***** Exercise material *****
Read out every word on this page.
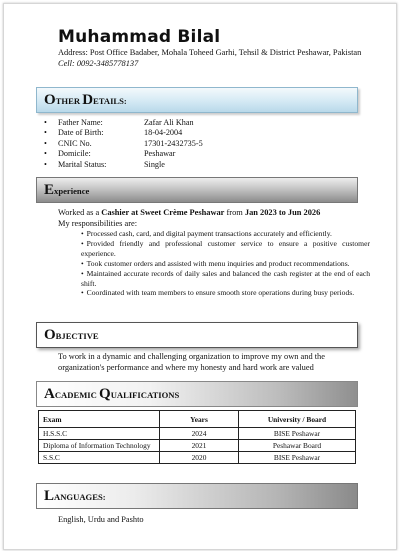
Muhammad Bilal
Address: Post Office Badaber, Mohala Toheed Garhi, Tehsil & District Peshawar, Pakistan
Cell: 0092-3485778137
OTHER DETAILS:
•	Father Name:	Zafar Ali Khan
•	Date of Birth:	18-04-2004
•	CNIC No.	17301-2432735-5
•	Domicile:	Peshawar
•	Marital Status:	Single
Experience
Worked as a Cashier at Sweet Crème Peshawar from Jan 2023 to Jun 2026
My responsibilities are:
• Processed cash, card, and digital payment transactions accurately and efficiently.
• Provided friendly and professional customer service to ensure a positive customer experience.
• Took customer orders and assisted with menu inquiries and product recommendations.
• Maintained accurate records of daily sales and balanced the cash register at the end of each shift.
• Coordinated with team members to ensure smooth store operations during busy periods.
OBJECTIVE
To work in a dynamic and challenging organization to improve my own and the organization's performance and where my honesty and hard work are valued
ACADEMIC QUALIFICATIONS
Exam	Years	University / Board
H.S.S.C	2024	BISE Peshawar
Diploma of Information Technology	2021	Peshawar Board
S.S.C	2020	BISE Peshawar
LANGUAGES:
English, Urdu and Pashto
*****
• _Request_
Gather up every line in the data above that contains the word "ensure", copying each one.

• _Written response_
• Provided friendly and professional customer service to ensure a positive customer experience.
• Coordinated with team members to ensure smooth store operations during busy periods.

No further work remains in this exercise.